Extract each line of the data below exactly as written.

**Supplied information:**

==============================

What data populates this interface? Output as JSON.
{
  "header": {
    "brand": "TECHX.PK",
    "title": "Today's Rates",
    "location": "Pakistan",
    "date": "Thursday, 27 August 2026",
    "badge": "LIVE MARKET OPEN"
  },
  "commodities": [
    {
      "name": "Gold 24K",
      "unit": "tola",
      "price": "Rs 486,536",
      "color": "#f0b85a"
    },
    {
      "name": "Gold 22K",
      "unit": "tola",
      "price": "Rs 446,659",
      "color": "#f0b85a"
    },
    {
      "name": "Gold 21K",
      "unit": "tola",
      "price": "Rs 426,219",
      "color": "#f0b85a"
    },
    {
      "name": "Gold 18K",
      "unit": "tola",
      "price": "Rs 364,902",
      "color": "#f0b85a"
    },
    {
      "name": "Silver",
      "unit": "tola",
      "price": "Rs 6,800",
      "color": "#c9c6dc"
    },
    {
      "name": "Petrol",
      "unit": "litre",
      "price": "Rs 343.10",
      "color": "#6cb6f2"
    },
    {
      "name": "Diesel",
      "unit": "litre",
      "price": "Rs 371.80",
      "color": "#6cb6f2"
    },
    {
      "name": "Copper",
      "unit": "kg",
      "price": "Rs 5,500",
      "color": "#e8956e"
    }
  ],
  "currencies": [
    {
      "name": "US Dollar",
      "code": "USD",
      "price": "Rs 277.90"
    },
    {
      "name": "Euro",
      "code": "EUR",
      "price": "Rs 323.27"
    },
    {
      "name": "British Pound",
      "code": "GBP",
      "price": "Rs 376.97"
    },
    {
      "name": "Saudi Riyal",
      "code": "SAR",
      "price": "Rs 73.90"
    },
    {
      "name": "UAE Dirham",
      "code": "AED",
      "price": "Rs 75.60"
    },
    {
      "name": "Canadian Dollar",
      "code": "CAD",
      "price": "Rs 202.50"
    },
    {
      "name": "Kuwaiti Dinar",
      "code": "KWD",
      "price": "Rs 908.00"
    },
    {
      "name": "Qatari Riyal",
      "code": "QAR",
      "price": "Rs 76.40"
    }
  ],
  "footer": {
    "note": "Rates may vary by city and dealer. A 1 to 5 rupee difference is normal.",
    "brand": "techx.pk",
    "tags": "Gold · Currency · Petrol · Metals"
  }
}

==============================

**Solution below:**
What data populates this interface? Output as JSON.
{
  "header": {
    "brand": "TECHX.PK",
    "title": "Today's Rates",
    "location": "Pakistan",
    "date": "Thursday, 27 August 2026",
    "badge": "LIVE MARKET OPEN"
  },
  "commodities": [
    {
      "name": "Gold 24K",
      "unit": "tola",
      "price": "Rs 486,536",
      "color": "#f0b85a"
    },
    {
      "name": "Gold 22K",
      "unit": "tola",
      "price": "Rs 446,659",
      "color": "#f0b85a"
    },
    {
      "name": "Gold 21K",
      "unit": "tola",
      "price": "Rs 426,219",
      "color": "#f0b85a"
    },
    {
      "name": "Gold 18K",
      "unit": "tola",
      "price": "Rs 364,902",
      "color": "#f0b85a"
    },
    {
      "name": "Silver",
      "unit": "tola",
      "price": "Rs 6,800",
      "color": "#c9c6dc"
    },
    {
      "name": "Petrol",
      "unit": "litre",
      "price": "Rs 343.10",
      "color": "#6cb6f2"
    },
    {
      "name": "Diesel",
      "unit": "litre",
      "price": "Rs 371.80",
      "color": "#6cb6f2"
    },
    {
      "name": "Copper",
      "unit": "kg",
      "price": "Rs 5,500",
      "color": "#e8956e"
    }
  ],
  "currencies": [
    {
      "name": "US Dollar",
      "code": "USD",
      "price": "Rs 277.90"
    },
    {
      "name": "Euro",
      "code": "EUR",
      "price": "Rs 323.27"
    },
    {
      "name": "British Pound",
      "code": "GBP",
      "price": "Rs 376.97"
    },
    {
      "name": "Saudi Riyal",
      "code": "SAR",
      "price": "Rs 73.90"
    },
    {
      "name": "UAE Dirham",
      "code": "AED",
      "price": "Rs 75.60"
    },
    {
      "name": "Canadian Dollar",
      "code": "CAD",
      "price": "Rs 202.50"
    },
    {
      "name": "Kuwaiti Dinar",
      "code": "KWD",
      "price": "Rs 908.00"
    },
    {
      "name": "Qatari Riyal",
      "code": "QAR",
      "price": "Rs 76.40"
    }
  ],
  "footer": {
    "note": "Rates may vary by city and dealer. A 1 to 5 rupee difference is normal.",
    "brand": "techx.pk",
    "tags": "Gold · Currency · Petrol · Metals"
  }
}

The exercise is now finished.